Dataset rows about figures -

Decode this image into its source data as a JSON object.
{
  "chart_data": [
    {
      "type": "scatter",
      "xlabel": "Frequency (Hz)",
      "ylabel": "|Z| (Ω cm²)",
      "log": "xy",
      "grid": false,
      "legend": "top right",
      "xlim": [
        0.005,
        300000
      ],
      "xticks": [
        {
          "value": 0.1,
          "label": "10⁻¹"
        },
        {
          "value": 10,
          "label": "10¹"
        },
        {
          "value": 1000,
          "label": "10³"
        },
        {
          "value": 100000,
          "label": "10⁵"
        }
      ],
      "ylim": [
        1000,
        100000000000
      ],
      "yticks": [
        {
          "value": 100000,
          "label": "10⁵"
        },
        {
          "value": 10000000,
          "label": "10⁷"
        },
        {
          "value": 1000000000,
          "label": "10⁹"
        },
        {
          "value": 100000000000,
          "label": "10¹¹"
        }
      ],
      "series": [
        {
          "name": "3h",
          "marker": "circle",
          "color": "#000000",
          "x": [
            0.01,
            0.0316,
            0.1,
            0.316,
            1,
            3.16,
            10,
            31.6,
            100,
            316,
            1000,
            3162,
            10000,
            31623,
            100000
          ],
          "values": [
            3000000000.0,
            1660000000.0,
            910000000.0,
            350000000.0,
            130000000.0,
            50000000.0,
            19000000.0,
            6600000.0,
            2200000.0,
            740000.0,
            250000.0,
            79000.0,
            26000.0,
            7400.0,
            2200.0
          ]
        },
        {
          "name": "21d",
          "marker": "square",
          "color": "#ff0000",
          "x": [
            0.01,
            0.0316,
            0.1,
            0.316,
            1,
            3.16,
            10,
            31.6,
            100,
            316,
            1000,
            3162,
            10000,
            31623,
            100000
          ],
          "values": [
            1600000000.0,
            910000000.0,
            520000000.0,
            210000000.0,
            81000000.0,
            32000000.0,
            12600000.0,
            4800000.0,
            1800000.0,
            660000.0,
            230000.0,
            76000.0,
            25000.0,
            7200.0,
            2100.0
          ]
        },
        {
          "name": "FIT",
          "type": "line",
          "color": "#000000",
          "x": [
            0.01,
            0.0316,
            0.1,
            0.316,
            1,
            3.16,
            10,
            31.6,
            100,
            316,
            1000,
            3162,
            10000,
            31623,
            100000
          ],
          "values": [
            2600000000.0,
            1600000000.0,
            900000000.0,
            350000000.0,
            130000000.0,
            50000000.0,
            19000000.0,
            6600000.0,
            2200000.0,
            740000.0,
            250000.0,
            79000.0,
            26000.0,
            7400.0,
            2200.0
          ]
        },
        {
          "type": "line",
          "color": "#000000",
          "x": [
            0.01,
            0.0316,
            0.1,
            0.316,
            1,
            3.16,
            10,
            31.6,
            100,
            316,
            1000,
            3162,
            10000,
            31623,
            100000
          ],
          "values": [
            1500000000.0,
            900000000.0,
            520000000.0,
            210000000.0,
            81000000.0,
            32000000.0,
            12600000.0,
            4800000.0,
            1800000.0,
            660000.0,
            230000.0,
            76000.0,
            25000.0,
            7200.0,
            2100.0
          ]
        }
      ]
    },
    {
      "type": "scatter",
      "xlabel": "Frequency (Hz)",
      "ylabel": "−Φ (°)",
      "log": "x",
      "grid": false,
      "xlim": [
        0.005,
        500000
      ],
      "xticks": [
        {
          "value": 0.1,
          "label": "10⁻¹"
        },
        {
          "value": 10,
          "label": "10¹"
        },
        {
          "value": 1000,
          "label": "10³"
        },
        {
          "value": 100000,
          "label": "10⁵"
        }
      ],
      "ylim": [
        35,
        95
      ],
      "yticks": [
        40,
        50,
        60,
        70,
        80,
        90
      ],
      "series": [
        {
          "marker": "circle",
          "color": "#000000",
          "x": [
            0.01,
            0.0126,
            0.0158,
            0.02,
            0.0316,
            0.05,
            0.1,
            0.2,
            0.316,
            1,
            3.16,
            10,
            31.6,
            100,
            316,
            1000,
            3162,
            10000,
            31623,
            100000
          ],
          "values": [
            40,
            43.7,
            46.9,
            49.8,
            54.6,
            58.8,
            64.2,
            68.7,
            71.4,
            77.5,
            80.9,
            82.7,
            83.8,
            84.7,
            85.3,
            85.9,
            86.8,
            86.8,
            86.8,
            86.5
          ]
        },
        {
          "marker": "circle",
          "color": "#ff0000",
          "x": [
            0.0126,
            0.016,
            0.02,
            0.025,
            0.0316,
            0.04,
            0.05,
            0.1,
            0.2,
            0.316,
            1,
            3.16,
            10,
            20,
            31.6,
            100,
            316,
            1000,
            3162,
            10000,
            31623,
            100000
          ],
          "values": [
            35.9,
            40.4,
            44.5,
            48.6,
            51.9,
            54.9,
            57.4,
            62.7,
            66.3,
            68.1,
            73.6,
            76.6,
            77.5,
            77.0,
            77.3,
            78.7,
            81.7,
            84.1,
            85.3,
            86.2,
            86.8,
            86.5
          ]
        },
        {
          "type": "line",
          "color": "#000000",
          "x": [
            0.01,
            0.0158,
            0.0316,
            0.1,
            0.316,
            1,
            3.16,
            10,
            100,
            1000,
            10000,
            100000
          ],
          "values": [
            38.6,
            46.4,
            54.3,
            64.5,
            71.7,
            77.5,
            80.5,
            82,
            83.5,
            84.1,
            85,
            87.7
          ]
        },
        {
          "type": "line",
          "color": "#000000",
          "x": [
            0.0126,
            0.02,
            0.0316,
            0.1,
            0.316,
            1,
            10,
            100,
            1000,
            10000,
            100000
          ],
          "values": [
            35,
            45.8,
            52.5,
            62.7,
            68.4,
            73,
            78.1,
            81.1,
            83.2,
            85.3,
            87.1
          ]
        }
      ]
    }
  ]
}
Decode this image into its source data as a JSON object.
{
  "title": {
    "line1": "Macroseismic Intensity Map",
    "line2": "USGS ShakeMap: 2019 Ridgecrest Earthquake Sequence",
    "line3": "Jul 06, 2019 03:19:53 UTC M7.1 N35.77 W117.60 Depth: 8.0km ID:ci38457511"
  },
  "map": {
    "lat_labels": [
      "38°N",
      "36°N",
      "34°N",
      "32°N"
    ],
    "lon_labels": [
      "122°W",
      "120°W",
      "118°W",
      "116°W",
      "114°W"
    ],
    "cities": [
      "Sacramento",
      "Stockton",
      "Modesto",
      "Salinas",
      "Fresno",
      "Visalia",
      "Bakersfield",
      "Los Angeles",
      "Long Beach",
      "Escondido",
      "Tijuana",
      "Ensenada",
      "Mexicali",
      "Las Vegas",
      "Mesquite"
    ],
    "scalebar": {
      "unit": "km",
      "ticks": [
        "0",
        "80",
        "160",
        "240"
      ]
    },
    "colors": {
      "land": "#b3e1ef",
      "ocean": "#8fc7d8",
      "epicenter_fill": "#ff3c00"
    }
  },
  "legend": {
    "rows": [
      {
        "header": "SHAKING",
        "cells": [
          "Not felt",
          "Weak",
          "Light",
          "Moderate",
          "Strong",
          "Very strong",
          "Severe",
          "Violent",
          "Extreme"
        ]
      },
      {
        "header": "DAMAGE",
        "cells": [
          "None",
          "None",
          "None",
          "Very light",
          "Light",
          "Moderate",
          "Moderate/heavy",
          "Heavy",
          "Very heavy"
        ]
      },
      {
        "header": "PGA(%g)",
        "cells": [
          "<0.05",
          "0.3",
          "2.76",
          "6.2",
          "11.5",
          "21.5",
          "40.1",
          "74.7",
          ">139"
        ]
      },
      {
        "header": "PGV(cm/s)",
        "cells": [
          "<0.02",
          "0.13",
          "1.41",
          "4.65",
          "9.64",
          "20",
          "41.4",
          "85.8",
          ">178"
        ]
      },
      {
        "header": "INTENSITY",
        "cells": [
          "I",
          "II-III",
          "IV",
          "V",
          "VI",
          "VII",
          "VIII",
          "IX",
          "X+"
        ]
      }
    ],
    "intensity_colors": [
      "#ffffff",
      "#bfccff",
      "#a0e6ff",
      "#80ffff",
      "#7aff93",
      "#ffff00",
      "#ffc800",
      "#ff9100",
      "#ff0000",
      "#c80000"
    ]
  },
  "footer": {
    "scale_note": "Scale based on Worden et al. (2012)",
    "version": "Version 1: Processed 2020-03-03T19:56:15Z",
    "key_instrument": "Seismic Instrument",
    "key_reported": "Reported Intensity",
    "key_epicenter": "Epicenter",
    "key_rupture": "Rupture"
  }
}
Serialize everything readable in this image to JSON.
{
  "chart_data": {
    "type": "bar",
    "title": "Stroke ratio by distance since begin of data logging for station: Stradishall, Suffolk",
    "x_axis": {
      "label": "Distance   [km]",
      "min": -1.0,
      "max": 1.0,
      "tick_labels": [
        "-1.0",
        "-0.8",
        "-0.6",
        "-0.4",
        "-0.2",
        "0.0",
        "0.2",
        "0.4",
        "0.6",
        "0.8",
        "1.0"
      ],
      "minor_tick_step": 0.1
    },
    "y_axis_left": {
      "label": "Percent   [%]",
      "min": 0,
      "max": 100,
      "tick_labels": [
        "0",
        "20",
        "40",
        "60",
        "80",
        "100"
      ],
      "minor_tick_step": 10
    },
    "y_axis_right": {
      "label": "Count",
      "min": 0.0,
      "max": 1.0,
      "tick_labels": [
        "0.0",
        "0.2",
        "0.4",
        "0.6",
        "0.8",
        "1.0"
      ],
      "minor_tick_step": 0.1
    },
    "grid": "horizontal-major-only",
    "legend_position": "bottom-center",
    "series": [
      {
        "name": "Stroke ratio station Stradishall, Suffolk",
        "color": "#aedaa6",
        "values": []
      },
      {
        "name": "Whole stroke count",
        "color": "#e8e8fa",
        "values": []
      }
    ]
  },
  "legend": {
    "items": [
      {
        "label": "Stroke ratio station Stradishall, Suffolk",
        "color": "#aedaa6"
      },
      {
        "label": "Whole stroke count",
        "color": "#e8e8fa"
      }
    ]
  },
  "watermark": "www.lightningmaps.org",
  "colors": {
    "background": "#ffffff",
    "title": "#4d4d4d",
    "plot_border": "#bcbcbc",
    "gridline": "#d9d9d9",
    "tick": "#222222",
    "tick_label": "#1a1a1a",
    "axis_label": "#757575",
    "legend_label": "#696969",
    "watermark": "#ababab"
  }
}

Brief - Lines from the records above that hold "title" are the ones to list.

Response to the task -
  "title": {
    "title": "Stroke ratio by distance since begin of data logging for station: Stradishall, Suffolk",
    "title": "#4d4d4d",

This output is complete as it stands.